• Selection
┌──

How Can I Succeed at Luxury Branding?

Engaging consumers through sophisticated digital expieriences.

Ultra-wealthy individuals, making ostentatious purchases, of purely decorative products, via personal relationships, within channels available exclusively to the elite.

For a very long time, such was the face of luxury. Today, that face is all but unrecognizable. Luxury has evolved. From the consumer demographics, to the cultural attitudes and behaviors around purchasing, to the types products in demand, to the major category players—the traditional drivers of status, power, and prestige no longer apply. And if luxury brands are to take advantage of the category’s projected growth (three to five percent through 2025) and remain relevant to consumers, they need to come to terms with these seismic shifts.

That means developing a deep understanding of this new wealth-sensitive landscape. It means revealing the purpose behind their brand, and justifying their costs by offering products that provide value far beyond their price point to genuinely enhance people's lives. And it means engaging a diverse group of consumers through sophisticated digital experiences.

01 Be Wary of Signaling ‘Perceived Conspicuousness'

In 2004, Australian academics Franck Vigneron and Lester Johnson proposed a Brand Luxury Index (BLI) that measured perceptions of brand luxury based off five criteria, one of which was ‘perceived conspicuousness,’ or how valuable an item appeared to be. At the time, a high rating on the perceived conspicuousness scale was desirable. Today, it is much less so. In fact, consumers are increasingly averse to showing off expensive possessions.

In her book ‘Interpretations of Luxury,’ Finnish luxury researcher and strategist Linda Lisa Maria Turunen wrote that while luxury goods used to be defined through their symbolism of status and wealth, conspicuousness and heavy reliance on the ‘symbolic to others’ facet is challenged in contemporary society.

A Deloitte study bore this notion out, revealing that millennials are less interested than previous generations in outward displays of status. When millennials did make luxury purchases, they did so because they wanted to please themselves—not because they wanted to impress others or were influenced by a celebrity. Similarly, a Rokkan survey of people making $250K annually found 69% saying they felt guilty buying themselves a luxury gift.

└──

• Required task
Copy everything in the luxury branding article from "Ultra-wealthy individuals, making" down to "these seismic shifts.".

• Records from a collection
┌──

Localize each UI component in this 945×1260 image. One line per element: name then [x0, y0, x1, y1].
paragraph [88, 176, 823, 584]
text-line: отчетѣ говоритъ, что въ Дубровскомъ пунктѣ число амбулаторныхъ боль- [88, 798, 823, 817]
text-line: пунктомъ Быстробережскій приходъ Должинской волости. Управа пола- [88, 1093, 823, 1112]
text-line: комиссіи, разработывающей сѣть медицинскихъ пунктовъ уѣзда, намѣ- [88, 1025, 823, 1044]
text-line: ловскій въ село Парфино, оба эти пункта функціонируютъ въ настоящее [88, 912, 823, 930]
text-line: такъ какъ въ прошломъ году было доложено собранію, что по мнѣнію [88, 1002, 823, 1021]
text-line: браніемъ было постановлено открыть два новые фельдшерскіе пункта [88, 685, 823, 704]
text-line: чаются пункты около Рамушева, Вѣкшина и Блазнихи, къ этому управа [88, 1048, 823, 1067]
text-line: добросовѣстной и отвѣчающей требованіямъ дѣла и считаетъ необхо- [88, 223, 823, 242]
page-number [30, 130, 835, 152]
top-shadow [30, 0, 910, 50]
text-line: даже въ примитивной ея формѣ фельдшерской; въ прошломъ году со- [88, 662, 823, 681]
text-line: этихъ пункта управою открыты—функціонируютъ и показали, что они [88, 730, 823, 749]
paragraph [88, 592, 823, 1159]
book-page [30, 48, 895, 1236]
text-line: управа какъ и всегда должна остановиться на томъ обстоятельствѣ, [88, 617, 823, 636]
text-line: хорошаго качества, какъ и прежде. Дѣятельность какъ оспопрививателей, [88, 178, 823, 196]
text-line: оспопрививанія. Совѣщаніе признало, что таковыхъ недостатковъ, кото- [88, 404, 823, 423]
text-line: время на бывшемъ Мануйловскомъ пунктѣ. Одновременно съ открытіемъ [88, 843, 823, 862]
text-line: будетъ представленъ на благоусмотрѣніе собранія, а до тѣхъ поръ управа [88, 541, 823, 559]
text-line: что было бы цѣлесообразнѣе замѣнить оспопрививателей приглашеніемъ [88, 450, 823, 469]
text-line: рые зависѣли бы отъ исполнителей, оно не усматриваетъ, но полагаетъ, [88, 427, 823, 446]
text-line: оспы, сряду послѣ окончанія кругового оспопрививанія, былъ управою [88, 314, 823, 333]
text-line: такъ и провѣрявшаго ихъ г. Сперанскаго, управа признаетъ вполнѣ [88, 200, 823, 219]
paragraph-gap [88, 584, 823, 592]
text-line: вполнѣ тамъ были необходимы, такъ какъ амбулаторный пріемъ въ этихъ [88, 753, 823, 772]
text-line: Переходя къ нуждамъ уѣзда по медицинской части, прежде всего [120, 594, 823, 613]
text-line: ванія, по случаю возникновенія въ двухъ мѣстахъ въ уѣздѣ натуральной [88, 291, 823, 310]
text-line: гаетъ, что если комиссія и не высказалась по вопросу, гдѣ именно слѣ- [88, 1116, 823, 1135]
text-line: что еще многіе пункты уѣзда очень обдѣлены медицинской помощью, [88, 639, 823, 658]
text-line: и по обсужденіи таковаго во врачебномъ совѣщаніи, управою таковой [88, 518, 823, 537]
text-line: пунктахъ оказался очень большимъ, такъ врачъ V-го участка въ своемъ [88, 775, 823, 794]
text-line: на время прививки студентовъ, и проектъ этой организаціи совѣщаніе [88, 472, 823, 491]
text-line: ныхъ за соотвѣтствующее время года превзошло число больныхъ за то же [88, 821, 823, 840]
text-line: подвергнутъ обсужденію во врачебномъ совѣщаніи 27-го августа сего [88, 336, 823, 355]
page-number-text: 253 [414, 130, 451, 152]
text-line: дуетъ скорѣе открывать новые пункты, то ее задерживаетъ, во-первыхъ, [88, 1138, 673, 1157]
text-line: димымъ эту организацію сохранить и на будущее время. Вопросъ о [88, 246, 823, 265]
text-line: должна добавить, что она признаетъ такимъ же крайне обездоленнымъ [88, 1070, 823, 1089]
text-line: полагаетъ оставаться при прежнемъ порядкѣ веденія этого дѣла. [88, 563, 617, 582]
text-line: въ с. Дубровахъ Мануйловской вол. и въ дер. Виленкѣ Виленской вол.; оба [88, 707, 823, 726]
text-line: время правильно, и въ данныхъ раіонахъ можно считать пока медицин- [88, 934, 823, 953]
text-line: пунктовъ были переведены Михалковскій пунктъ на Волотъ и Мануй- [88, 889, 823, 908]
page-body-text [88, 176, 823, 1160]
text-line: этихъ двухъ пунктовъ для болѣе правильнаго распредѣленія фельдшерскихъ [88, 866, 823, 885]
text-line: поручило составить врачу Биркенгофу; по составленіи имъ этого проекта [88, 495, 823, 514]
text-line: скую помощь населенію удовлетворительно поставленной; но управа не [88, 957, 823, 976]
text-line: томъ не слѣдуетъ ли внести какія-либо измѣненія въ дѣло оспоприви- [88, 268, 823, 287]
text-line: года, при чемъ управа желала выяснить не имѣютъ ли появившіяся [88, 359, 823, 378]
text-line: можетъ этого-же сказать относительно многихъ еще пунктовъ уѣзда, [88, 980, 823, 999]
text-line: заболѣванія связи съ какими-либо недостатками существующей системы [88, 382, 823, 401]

└──

• The solution
Ultra-wealthy individuals, making ostentatious purchases, of purely decorative products, via personal relationships, within channels available exclusively to the elite.

For a very long time, such was the face of luxury. Today, that face is all but unrecognizable. Luxury has evolved. From the consumer demographics, to the cultural attitudes and behaviors around purchasing, to the types products in demand, to the major category players—the traditional drivers of status, power, and prestige no longer apply. And if luxury brands are to take advantage of the category’s projected growth (three to five percent through 2025) and remain relevant to consumers, they need to come to terms with these seismic shifts.